▶ [Aim of the exercise] Leaving out all pictures, transcribe exactly the lines between the line with "Serialize everything readable" and the last line of the records below, both included.

▶ [Supplied data]

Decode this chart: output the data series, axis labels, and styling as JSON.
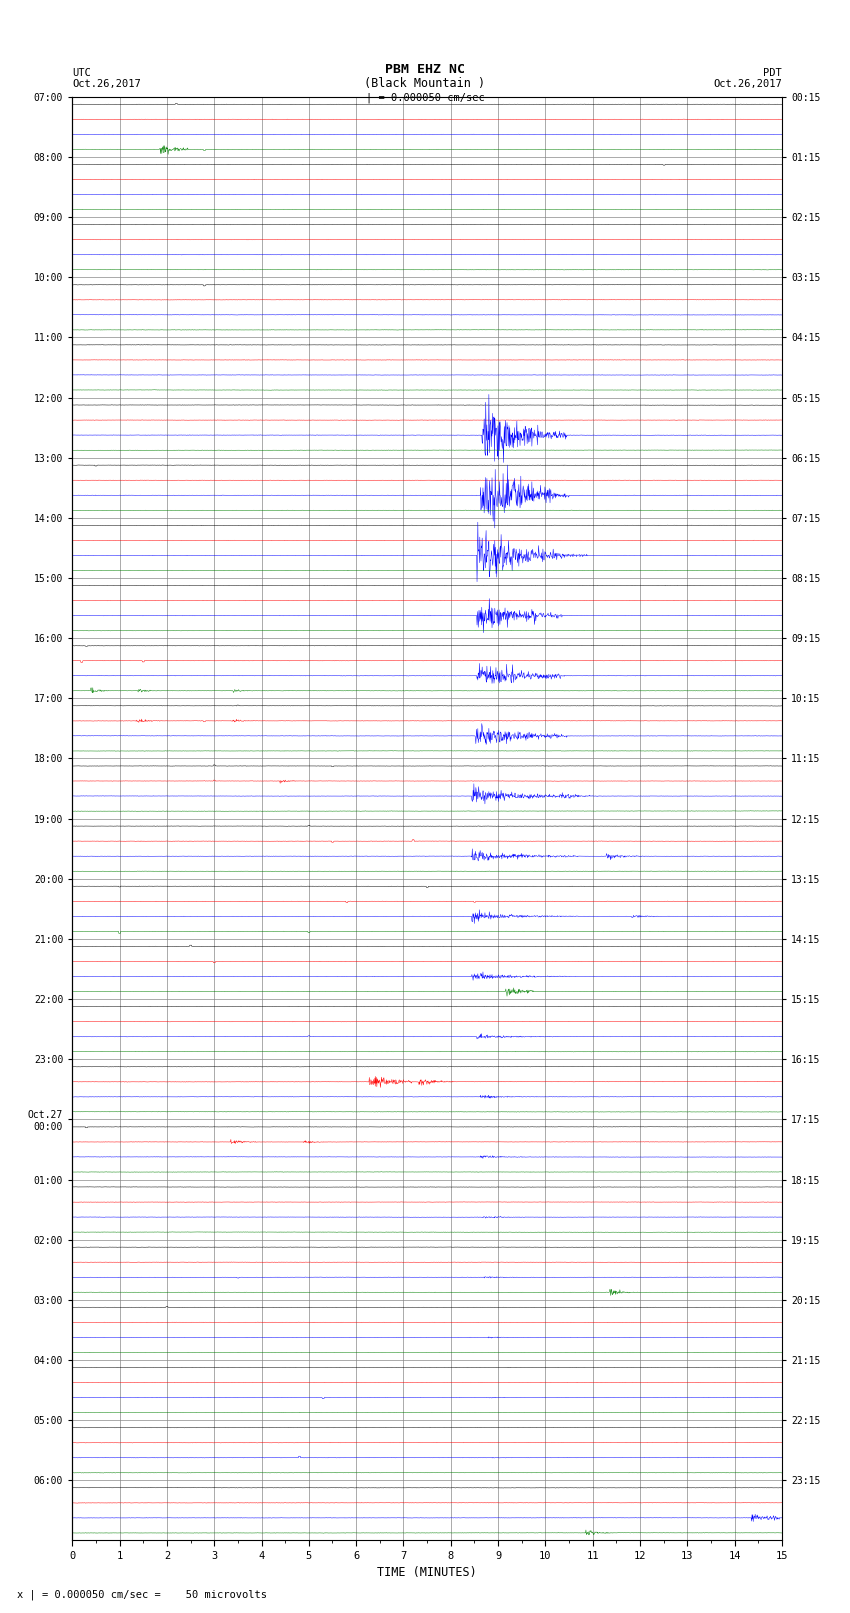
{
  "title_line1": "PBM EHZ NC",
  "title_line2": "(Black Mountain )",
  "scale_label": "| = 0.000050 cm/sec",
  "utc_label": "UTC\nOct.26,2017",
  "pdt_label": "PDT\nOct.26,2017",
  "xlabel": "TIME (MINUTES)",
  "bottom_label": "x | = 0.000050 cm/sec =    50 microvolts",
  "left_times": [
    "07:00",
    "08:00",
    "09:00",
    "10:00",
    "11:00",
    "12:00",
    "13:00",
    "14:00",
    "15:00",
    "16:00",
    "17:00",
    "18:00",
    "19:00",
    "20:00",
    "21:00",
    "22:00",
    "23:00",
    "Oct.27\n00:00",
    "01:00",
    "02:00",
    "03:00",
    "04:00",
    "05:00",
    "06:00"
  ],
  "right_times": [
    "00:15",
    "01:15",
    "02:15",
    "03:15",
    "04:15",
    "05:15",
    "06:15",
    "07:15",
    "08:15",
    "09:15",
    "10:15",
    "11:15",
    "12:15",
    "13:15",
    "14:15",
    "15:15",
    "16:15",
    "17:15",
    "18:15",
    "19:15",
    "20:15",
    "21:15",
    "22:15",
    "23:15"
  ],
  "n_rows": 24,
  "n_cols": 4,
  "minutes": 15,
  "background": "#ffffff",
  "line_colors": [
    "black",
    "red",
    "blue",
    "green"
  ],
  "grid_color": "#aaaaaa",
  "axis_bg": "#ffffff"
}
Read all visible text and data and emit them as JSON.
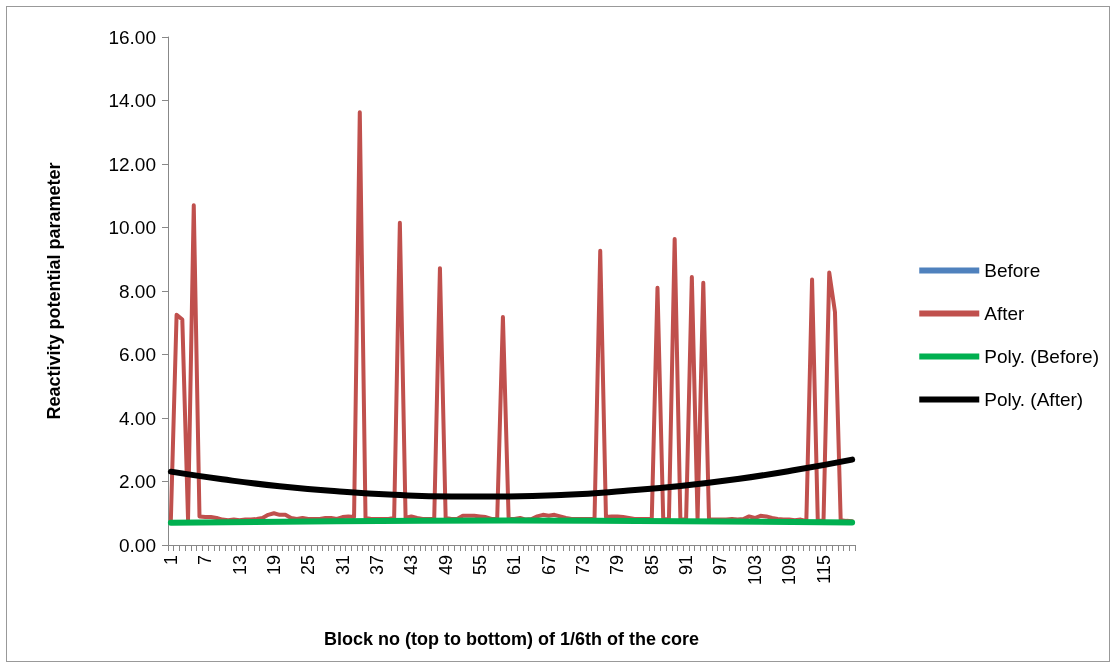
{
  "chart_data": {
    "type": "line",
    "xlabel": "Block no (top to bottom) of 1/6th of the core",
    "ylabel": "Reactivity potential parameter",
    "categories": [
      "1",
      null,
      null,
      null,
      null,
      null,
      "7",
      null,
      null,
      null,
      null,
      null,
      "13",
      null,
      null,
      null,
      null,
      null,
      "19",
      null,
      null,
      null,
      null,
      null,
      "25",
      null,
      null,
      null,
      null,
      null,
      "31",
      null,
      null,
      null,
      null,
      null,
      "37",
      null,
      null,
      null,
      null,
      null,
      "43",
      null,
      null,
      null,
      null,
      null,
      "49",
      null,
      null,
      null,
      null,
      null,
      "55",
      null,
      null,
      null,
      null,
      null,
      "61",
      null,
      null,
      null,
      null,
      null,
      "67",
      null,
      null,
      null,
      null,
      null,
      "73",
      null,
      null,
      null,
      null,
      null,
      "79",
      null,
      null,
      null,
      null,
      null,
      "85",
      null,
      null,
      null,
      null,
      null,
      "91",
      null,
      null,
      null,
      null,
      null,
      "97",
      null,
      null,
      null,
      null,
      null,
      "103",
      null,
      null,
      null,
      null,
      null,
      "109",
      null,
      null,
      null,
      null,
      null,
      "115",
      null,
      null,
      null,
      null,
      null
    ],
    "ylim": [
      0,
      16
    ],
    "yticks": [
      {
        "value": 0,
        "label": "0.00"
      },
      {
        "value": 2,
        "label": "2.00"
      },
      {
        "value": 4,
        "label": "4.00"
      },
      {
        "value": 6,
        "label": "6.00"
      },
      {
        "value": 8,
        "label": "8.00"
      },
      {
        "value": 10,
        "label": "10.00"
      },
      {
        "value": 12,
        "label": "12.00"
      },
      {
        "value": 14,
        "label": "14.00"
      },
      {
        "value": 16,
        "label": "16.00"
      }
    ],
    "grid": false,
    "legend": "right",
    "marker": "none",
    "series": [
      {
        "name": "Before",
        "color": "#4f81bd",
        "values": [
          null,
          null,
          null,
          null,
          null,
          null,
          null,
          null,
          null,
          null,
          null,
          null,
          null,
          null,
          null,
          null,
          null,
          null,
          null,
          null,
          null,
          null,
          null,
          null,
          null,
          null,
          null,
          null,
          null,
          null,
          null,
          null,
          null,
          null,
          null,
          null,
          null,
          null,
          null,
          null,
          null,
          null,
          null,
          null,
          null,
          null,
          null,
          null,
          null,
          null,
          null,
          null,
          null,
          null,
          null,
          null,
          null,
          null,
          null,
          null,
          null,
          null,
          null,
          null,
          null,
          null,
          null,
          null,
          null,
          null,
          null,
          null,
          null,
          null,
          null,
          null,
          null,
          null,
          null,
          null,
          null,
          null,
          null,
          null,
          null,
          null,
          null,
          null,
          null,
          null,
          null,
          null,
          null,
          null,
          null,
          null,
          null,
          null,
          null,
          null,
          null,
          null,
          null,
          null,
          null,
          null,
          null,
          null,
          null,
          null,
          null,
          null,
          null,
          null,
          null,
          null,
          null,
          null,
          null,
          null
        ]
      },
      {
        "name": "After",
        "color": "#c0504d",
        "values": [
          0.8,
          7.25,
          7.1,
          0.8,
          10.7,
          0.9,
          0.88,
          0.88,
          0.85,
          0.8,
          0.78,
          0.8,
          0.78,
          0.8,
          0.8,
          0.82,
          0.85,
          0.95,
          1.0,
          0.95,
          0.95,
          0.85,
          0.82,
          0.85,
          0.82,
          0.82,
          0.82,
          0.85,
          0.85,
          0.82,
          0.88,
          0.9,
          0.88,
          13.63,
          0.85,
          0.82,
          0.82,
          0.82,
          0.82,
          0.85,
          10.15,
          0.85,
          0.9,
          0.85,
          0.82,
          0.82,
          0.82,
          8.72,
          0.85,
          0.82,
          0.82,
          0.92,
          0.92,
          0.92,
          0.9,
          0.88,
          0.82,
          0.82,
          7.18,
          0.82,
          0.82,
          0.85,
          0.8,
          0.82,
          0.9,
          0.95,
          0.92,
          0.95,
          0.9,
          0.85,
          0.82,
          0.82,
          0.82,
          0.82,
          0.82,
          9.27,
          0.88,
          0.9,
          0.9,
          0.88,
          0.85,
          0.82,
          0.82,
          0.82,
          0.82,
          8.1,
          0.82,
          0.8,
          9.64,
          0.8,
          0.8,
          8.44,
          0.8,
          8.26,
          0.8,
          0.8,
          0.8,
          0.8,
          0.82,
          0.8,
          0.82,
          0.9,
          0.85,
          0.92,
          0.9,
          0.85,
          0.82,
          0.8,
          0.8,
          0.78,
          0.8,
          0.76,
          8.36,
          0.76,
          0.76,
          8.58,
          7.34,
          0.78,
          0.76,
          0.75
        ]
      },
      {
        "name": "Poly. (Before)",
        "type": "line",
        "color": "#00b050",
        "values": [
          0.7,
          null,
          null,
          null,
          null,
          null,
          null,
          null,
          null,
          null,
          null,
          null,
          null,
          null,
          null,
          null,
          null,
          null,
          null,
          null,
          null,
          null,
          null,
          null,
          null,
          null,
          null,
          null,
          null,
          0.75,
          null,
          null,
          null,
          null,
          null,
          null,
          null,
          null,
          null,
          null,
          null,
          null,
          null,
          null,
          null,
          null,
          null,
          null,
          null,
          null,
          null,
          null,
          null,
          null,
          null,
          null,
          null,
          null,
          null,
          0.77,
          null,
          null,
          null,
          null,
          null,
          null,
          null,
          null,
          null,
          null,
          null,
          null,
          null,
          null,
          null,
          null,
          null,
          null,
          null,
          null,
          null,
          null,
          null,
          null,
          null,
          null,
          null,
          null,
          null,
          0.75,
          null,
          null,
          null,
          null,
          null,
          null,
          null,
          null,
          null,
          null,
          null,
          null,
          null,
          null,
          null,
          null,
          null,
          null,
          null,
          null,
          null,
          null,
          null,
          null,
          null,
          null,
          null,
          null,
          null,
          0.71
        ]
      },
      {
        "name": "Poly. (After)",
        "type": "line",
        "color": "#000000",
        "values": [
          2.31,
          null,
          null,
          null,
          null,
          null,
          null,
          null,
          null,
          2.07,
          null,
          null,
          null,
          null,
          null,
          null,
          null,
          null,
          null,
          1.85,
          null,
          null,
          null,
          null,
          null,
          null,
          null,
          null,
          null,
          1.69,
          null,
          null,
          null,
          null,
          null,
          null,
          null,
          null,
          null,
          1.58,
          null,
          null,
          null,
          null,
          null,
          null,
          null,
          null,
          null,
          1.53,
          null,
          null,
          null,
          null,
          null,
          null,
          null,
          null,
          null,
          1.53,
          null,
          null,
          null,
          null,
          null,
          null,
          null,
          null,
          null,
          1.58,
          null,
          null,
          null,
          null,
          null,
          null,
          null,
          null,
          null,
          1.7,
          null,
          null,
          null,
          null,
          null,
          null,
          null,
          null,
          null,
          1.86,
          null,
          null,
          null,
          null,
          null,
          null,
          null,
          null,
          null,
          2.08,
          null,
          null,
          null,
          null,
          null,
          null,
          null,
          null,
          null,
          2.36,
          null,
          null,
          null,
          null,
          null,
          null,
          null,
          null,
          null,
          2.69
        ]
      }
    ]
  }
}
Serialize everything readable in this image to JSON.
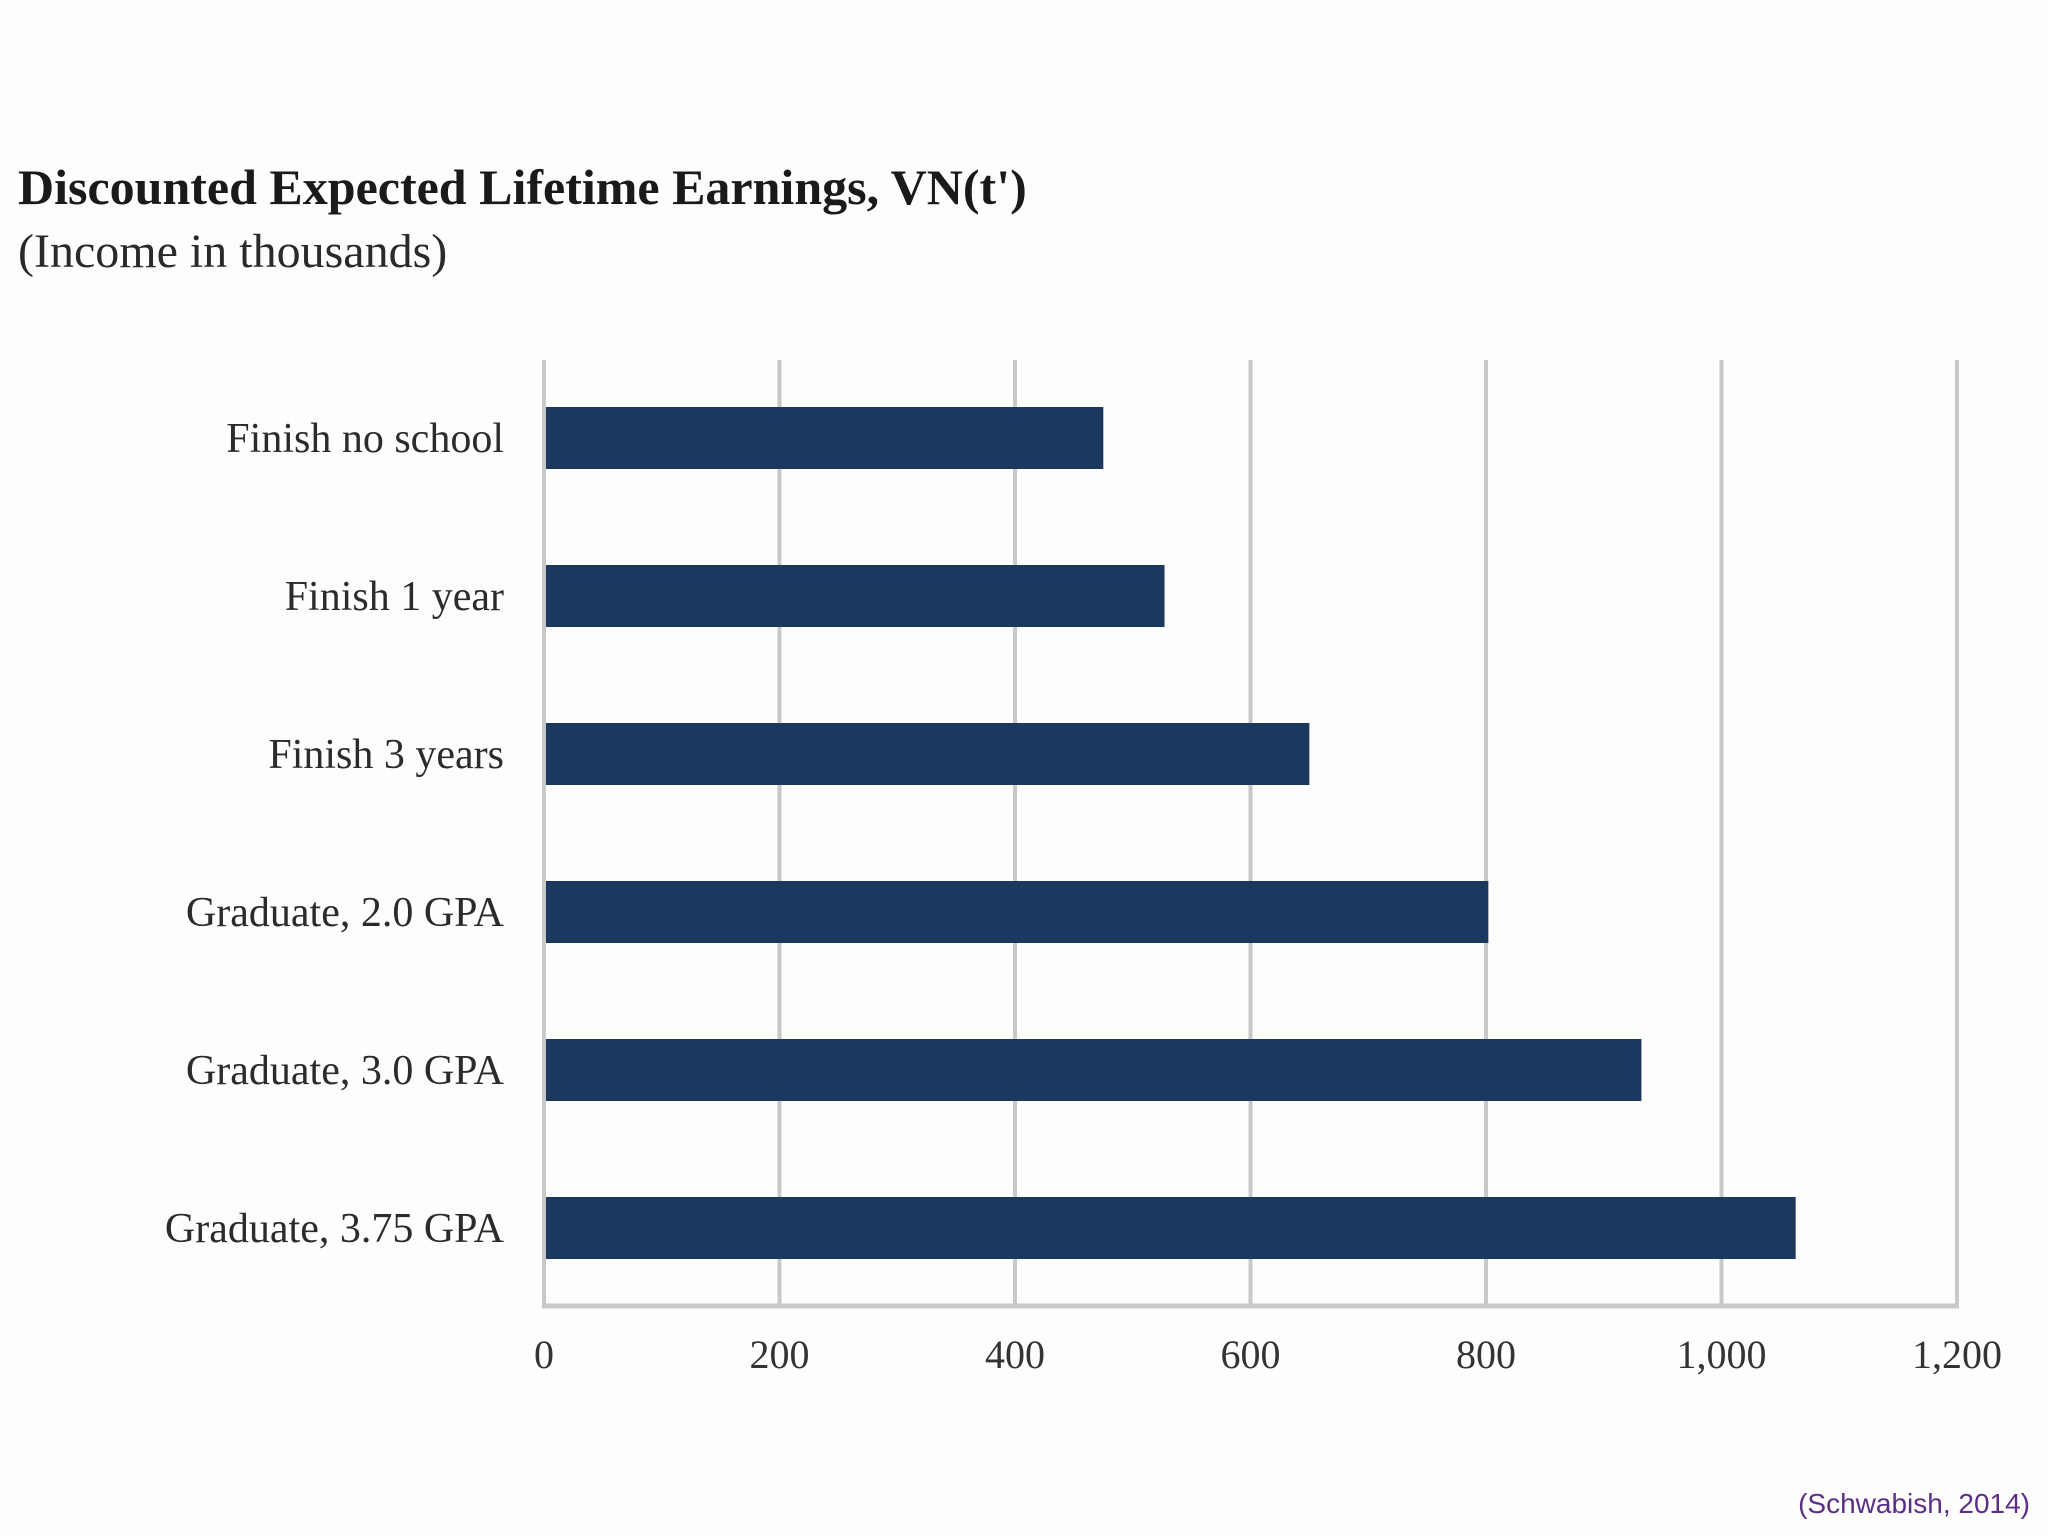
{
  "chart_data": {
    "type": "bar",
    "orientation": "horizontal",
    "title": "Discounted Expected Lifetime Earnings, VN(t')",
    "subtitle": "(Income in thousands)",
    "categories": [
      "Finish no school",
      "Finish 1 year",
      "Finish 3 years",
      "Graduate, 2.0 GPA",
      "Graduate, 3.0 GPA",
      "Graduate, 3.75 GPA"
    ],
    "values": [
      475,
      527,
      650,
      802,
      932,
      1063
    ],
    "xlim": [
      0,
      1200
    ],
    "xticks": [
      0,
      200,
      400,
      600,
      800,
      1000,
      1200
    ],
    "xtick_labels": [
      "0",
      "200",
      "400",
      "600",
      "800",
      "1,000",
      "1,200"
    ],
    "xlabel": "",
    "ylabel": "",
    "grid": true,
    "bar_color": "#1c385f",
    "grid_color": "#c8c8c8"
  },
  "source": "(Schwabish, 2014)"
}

▶ [Result]
Serialize everything readable in this image to JSON.
{
  "chart_data": {
    "type": "bar",
    "orientation": "horizontal",
    "title": "Discounted Expected Lifetime Earnings, VN(t')",
    "subtitle": "(Income in thousands)",
    "categories": [
      "Finish no school",
      "Finish 1 year",
      "Finish 3 years",
      "Graduate, 2.0 GPA",
      "Graduate, 3.0 GPA",
      "Graduate, 3.75 GPA"
    ],
    "values": [
      475,
      527,
      650,
      802,
      932,
      1063
    ],
    "xlim": [
      0,
      1200
    ],
    "xticks": [
      0,
      200,
      400,
      600,
      800,
      1000,
      1200
    ],
    "xtick_labels": [
      "0",
      "200",
      "400",
      "600",
      "800",
      "1,000",
      "1,200"
    ],
    "xlabel": "",
    "ylabel": "",
    "grid": true,
    "bar_color": "#1c385f",
    "grid_color": "#c8c8c8"
  },
  "source": "(Schwabish, 2014)"
}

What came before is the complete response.